_TASK DETAILS_
Give the data below again exactly as written, without its pictures.

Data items
# # # #
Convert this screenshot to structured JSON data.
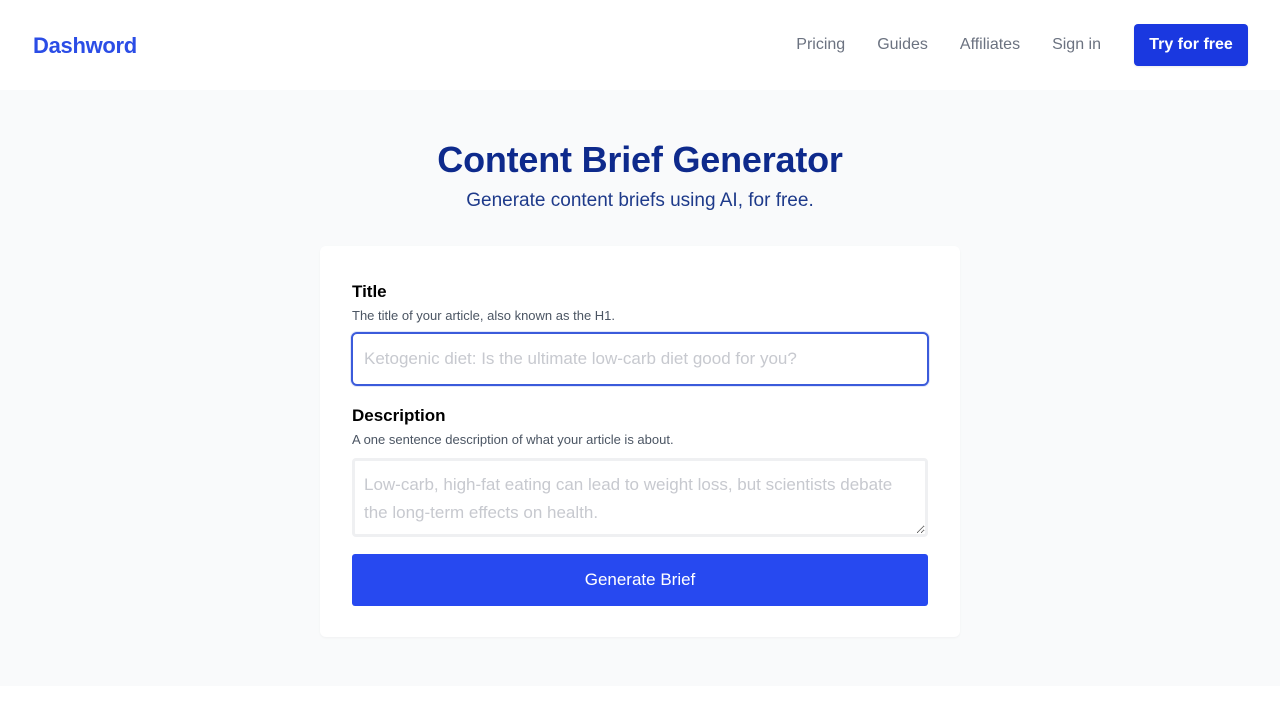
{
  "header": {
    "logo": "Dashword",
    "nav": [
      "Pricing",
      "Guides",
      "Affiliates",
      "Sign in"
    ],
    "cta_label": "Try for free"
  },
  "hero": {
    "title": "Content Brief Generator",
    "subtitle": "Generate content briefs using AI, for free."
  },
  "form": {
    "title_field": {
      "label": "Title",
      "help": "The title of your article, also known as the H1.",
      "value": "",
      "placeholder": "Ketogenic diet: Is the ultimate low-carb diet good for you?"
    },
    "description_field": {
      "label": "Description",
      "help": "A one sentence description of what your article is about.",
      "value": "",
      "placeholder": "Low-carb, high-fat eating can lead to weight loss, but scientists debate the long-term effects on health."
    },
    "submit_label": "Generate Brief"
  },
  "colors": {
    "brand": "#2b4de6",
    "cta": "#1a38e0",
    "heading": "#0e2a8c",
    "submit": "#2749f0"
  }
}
# # # #
_RESULT_
Convert this screenshot to structured JSON data.
{
  "header": {
    "logo": "Dashword",
    "nav": [
      "Pricing",
      "Guides",
      "Affiliates",
      "Sign in"
    ],
    "cta_label": "Try for free"
  },
  "hero": {
    "title": "Content Brief Generator",
    "subtitle": "Generate content briefs using AI, for free."
  },
  "form": {
    "title_field": {
      "label": "Title",
      "help": "The title of your article, also known as the H1.",
      "value": "",
      "placeholder": "Ketogenic diet: Is the ultimate low-carb diet good for you?"
    },
    "description_field": {
      "label": "Description",
      "help": "A one sentence description of what your article is about.",
      "value": "",
      "placeholder": "Low-carb, high-fat eating can lead to weight loss, but scientists debate the long-term effects on health."
    },
    "submit_label": "Generate Brief"
  },
  "colors": {
    "brand": "#2b4de6",
    "cta": "#1a38e0",
    "heading": "#0e2a8c",
    "submit": "#2749f0"
  }
}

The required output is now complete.